Aim: Lines containing the word "Sleeve" should be extracted in full.

# # # #

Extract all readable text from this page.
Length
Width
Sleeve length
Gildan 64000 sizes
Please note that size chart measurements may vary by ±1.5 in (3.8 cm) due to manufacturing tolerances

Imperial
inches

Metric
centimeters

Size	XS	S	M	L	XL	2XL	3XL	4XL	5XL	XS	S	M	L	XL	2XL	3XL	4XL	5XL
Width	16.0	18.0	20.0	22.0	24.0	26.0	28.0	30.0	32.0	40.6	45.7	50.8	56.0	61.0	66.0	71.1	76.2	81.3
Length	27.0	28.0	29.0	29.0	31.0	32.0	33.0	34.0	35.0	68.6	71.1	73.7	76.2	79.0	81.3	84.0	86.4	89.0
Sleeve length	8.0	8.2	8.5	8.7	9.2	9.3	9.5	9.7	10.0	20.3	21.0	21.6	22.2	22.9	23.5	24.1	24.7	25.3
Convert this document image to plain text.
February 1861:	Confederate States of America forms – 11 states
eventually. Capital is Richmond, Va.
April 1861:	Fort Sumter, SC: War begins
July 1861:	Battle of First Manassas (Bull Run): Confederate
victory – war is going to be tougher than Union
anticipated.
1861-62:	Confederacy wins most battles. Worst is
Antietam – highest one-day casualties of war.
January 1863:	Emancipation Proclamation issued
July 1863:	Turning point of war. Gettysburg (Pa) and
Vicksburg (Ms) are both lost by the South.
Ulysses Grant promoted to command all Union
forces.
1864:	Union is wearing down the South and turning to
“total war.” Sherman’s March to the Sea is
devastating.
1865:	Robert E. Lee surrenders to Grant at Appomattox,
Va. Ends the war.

# # # #

Completed exercise:
Sleeve length
Sleeve length	8.0	8.2	8.5	8.7	9.2	9.3	9.5	9.7	10.0	20.3	21.0	21.6	22.2	22.9	23.5	24.1	24.7	25.3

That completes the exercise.